Exercise task:
The entries need to be copied exactly.

--- START Records provided ---

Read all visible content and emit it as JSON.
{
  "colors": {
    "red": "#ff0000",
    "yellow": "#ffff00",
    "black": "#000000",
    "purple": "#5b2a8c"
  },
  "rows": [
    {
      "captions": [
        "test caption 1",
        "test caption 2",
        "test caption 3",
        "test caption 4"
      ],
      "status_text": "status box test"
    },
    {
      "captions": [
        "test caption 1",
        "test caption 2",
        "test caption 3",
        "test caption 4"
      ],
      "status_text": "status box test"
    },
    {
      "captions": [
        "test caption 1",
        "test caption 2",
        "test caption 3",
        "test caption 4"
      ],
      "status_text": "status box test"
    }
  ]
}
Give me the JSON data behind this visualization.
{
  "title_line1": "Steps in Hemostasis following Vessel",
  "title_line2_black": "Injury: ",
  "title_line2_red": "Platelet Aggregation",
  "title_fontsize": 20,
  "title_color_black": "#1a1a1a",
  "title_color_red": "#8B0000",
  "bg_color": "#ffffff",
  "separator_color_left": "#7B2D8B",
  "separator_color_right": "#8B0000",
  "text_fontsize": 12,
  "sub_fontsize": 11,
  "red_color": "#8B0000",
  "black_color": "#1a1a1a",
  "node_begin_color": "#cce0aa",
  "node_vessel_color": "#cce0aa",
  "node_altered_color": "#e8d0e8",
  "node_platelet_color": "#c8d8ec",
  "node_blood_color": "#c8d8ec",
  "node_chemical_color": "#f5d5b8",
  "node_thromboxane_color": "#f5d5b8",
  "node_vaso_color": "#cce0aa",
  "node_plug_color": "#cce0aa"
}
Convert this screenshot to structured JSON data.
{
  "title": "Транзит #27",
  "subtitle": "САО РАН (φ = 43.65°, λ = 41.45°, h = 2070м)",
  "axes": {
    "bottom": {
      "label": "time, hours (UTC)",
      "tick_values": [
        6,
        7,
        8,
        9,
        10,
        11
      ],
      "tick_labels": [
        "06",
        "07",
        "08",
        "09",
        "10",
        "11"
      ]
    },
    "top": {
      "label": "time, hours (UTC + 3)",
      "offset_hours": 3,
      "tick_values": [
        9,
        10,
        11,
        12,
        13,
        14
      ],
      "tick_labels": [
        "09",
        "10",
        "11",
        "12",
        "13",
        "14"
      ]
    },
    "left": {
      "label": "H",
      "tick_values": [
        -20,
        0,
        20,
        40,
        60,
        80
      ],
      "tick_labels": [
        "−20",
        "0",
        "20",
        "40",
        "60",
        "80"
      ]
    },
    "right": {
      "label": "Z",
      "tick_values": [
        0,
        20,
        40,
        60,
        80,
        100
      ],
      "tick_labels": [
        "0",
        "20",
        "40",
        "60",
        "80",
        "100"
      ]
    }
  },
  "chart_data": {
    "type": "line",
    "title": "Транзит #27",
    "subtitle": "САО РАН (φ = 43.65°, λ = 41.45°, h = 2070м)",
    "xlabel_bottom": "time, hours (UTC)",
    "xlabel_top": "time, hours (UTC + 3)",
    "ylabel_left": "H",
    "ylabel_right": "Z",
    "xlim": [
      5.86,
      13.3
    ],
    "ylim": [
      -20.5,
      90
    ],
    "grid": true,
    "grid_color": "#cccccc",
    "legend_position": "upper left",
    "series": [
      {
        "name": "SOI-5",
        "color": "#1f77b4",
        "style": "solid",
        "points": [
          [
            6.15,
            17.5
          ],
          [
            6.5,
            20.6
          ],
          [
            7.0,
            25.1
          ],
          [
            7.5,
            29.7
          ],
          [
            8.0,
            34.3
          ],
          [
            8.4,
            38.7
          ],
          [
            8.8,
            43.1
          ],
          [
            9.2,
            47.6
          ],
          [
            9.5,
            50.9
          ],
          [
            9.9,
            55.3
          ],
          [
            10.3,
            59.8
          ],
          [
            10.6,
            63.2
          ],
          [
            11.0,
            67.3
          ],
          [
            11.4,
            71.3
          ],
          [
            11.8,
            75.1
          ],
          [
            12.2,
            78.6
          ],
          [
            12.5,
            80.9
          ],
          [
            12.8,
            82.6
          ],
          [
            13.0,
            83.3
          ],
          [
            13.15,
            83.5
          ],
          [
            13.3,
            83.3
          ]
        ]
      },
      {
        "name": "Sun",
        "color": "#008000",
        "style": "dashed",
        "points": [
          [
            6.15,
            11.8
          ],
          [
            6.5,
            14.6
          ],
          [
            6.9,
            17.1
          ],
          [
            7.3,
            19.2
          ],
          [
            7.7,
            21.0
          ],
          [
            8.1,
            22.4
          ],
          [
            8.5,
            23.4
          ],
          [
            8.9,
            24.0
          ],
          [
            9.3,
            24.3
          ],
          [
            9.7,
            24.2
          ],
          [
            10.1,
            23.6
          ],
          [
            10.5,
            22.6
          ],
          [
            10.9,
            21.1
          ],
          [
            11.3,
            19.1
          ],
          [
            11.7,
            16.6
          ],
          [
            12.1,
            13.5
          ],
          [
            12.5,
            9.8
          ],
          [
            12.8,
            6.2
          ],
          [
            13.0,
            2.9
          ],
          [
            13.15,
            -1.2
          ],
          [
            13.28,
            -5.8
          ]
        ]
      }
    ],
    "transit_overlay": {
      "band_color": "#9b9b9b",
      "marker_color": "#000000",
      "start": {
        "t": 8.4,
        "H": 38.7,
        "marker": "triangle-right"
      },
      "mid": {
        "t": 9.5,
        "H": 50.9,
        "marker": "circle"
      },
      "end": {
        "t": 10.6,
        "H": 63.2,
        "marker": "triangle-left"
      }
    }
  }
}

--- END Records provided ---

Written solution:
Read all visible content and emit it as JSON.
{
  "colors": {
    "red": "#ff0000",
    "yellow": "#ffff00",
    "black": "#000000",
    "purple": "#5b2a8c"
  },
  "rows": [
    {
      "captions": [
        "test caption 1",
        "test caption 2",
        "test caption 3",
        "test caption 4"
      ],
      "status_text": "status box test"
    },
    {
      "captions": [
        "test caption 1",
        "test caption 2",
        "test caption 3",
        "test caption 4"
      ],
      "status_text": "status box test"
    },
    {
      "captions": [
        "test caption 1",
        "test caption 2",
        "test caption 3",
        "test caption 4"
      ],
      "status_text": "status box test"
    }
  ]
}
Give me the JSON data behind this visualization.
{
  "title_line1": "Steps in Hemostasis following Vessel",
  "title_line2_black": "Injury: ",
  "title_line2_red": "Platelet Aggregation",
  "title_fontsize": 20,
  "title_color_black": "#1a1a1a",
  "title_color_red": "#8B0000",
  "bg_color": "#ffffff",
  "separator_color_left": "#7B2D8B",
  "separator_color_right": "#8B0000",
  "text_fontsize": 12,
  "sub_fontsize": 11,
  "red_color": "#8B0000",
  "black_color": "#1a1a1a",
  "node_begin_color": "#cce0aa",
  "node_vessel_color": "#cce0aa",
  "node_altered_color": "#e8d0e8",
  "node_platelet_color": "#c8d8ec",
  "node_blood_color": "#c8d8ec",
  "node_chemical_color": "#f5d5b8",
  "node_thromboxane_color": "#f5d5b8",
  "node_vaso_color": "#cce0aa",
  "node_plug_color": "#cce0aa"
}
Convert this screenshot to structured JSON data.
{
  "title": "Транзит #27",
  "subtitle": "САО РАН (φ = 43.65°, λ = 41.45°, h = 2070м)",
  "axes": {
    "bottom": {
      "label": "time, hours (UTC)",
      "tick_values": [
        6,
        7,
        8,
        9,
        10,
        11
      ],
      "tick_labels": [
        "06",
        "07",
        "08",
        "09",
        "10",
        "11"
      ]
    },
    "top": {
      "label": "time, hours (UTC + 3)",
      "offset_hours": 3,
      "tick_values": [
        9,
        10,
        11,
        12,
        13,
        14
      ],
      "tick_labels": [
        "09",
        "10",
        "11",
        "12",
        "13",
        "14"
      ]
    },
    "left": {
      "label": "H",
      "tick_values": [
        -20,
        0,
        20,
        40,
        60,
        80
      ],
      "tick_labels": [
        "−20",
        "0",
        "20",
        "40",
        "60",
        "80"
      ]
    },
    "right": {
      "label": "Z",
      "tick_values": [
        0,
        20,
        40,
        60,
        80,
        100
      ],
      "tick_labels": [
        "0",
        "20",
        "40",
        "60",
        "80",
        "100"
      ]
    }
  },
  "chart_data": {
    "type": "line",
    "title": "Транзит #27",
    "subtitle": "САО РАН (φ = 43.65°, λ = 41.45°, h = 2070м)",
    "xlabel_bottom": "time, hours (UTC)",
    "xlabel_top": "time, hours (UTC + 3)",
    "ylabel_left": "H",
    "ylabel_right": "Z",
    "xlim": [
      5.86,
      13.3
    ],
    "ylim": [
      -20.5,
      90
    ],
    "grid": true,
    "grid_color": "#cccccc",
    "legend_position": "upper left",
    "series": [
      {
        "name": "SOI-5",
        "color": "#1f77b4",
        "style": "solid",
        "points": [
          [
            6.15,
            17.5
          ],
          [
            6.5,
            20.6
          ],
          [
            7.0,
            25.1
          ],
          [
            7.5,
            29.7
          ],
          [
            8.0,
            34.3
          ],
          [
            8.4,
            38.7
          ],
          [
            8.8,
            43.1
          ],
          [
            9.2,
            47.6
          ],
          [
            9.5,
            50.9
          ],
          [
            9.9,
            55.3
          ],
          [
            10.3,
            59.8
          ],
          [
            10.6,
            63.2
          ],
          [
            11.0,
            67.3
          ],
          [
            11.4,
            71.3
          ],
          [
            11.8,
            75.1
          ],
          [
            12.2,
            78.6
          ],
          [
            12.5,
            80.9
          ],
          [
            12.8,
            82.6
          ],
          [
            13.0,
            83.3
          ],
          [
            13.15,
            83.5
          ],
          [
            13.3,
            83.3
          ]
        ]
      },
      {
        "name": "Sun",
        "color": "#008000",
        "style": "dashed",
        "points": [
          [
            6.15,
            11.8
          ],
          [
            6.5,
            14.6
          ],
          [
            6.9,
            17.1
          ],
          [
            7.3,
            19.2
          ],
          [
            7.7,
            21.0
          ],
          [
            8.1,
            22.4
          ],
          [
            8.5,
            23.4
          ],
          [
            8.9,
            24.0
          ],
          [
            9.3,
            24.3
          ],
          [
            9.7,
            24.2
          ],
          [
            10.1,
            23.6
          ],
          [
            10.5,
            22.6
          ],
          [
            10.9,
            21.1
          ],
          [
            11.3,
            19.1
          ],
          [
            11.7,
            16.6
          ],
          [
            12.1,
            13.5
          ],
          [
            12.5,
            9.8
          ],
          [
            12.8,
            6.2
          ],
          [
            13.0,
            2.9
          ],
          [
            13.15,
            -1.2
          ],
          [
            13.28,
            -5.8
          ]
        ]
      }
    ],
    "transit_overlay": {
      "band_color": "#9b9b9b",
      "marker_color": "#000000",
      "start": {
        "t": 8.4,
        "H": 38.7,
        "marker": "triangle-right"
      },
      "mid": {
        "t": 9.5,
        "H": 50.9,
        "marker": "circle"
      },
      "end": {
        "t": 10.6,
        "H": 63.2,
        "marker": "triangle-left"
      }
    }
  }
}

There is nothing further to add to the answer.